(Data records)
== == ==

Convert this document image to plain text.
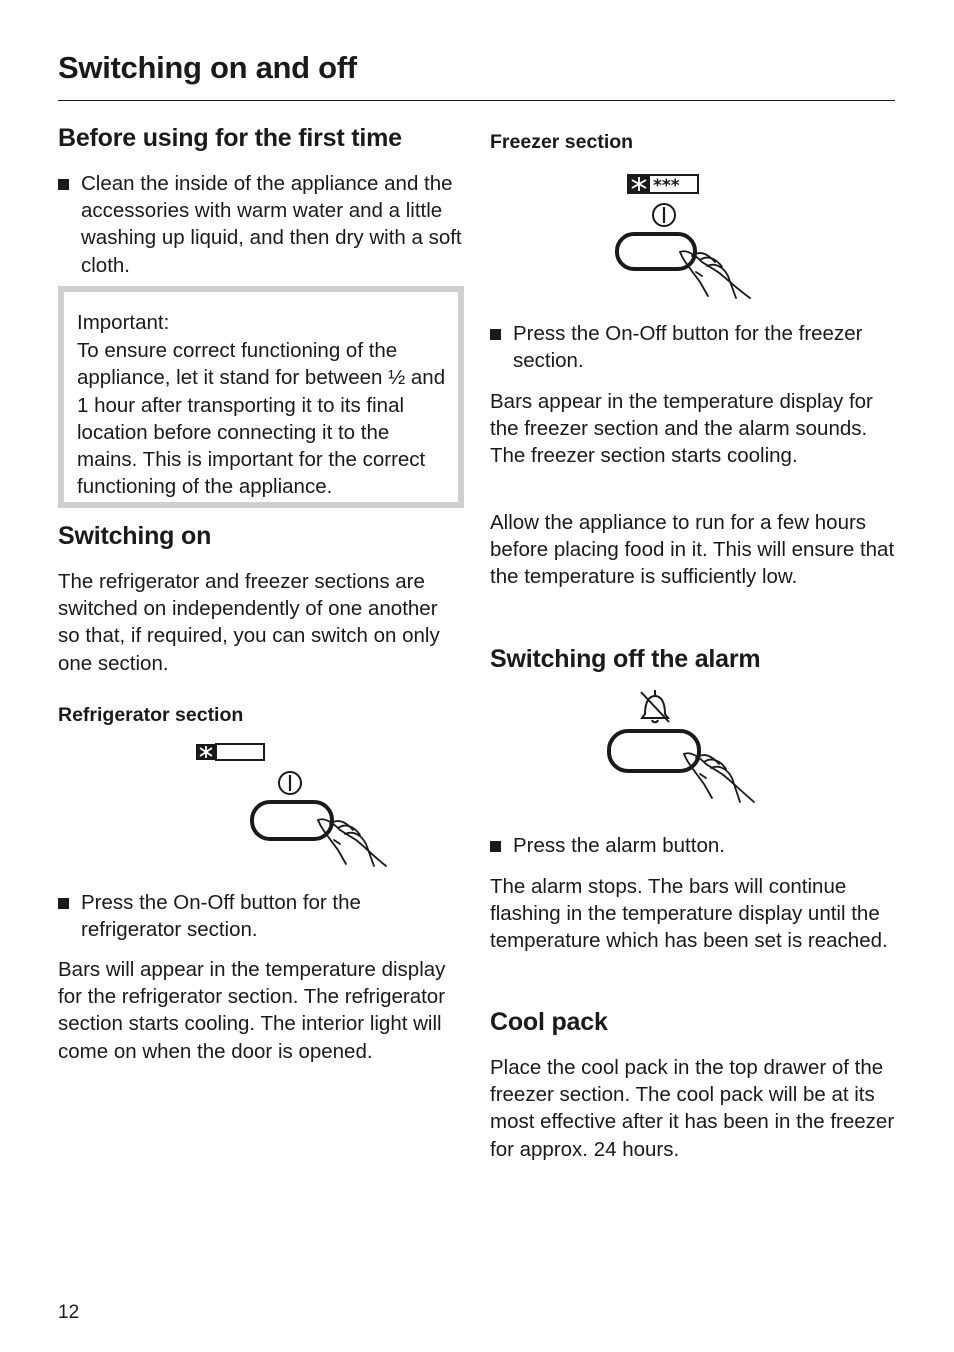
Switching on and off
Before using for the first time
Clean the inside of the appliance and the accessories with warm water and a little washing up liquid, and then dry with a soft cloth.
Important:
To ensure correct functioning of the appliance, let it stand for between ½ and 1 hour after transporting it to its final location before connecting it to the mains. This is important for the correct functioning of the appliance.
Switching on

The refrigerator and freezer sections are switched on independently of one another so that, if required, you can switch on only one section.

Refrigerator section
Press the On-Off button for the refrigerator section.

Bars will appear in the temperature display for the refrigerator section. The refrigerator section starts cooling. The interior light will come on when the door is opened.

Freezer section
***
Press the On-Off button for the freezer section.

Bars appear in the temperature display for the freezer section and the alarm sounds. The freezer section starts cooling.

Allow the appliance to run for a few hours before placing food in it. This will ensure that the temperature is sufficiently low.

Switching off the alarm
Press the alarm button.

The alarm stops. The bars will continue flashing in the temperature display until the temperature which has been set is reached.

Cool pack

Place the cool pack in the top drawer of the freezer section. The cool pack will be at its most effective after it has been in the freezer for approx. 24 hours.

12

== == ==

• **Short problem**
Copy the records word for word, leaving no picture in the copy.

• **Answer to the task**
Convert this document image to plain text.
Switching on and off
Before using for the first time
Clean the inside of the appliance and the accessories with warm water and a little washing up liquid, and then dry with a soft cloth.
Important:
To ensure correct functioning of the appliance, let it stand for between ½ and 1 hour after transporting it to its final location before connecting it to the mains. This is important for the correct functioning of the appliance.
Switching on

The refrigerator and freezer sections are switched on independently of one another so that, if required, you can switch on only one section.

Refrigerator section
Press the On-Off button for the refrigerator section.

Bars will appear in the temperature display for the refrigerator section. The refrigerator section starts cooling. The interior light will come on when the door is opened.

Freezer section
***
Press the On-Off button for the freezer section.

Bars appear in the temperature display for the freezer section and the alarm sounds. The freezer section starts cooling.

Allow the appliance to run for a few hours before placing food in it. This will ensure that the temperature is sufficiently low.

Switching off the alarm
Press the alarm button.

The alarm stops. The bars will continue flashing in the temperature display until the temperature which has been set is reached.

Cool pack

Place the cool pack in the top drawer of the freezer section. The cool pack will be at its most effective after it has been in the freezer for approx. 24 hours.

12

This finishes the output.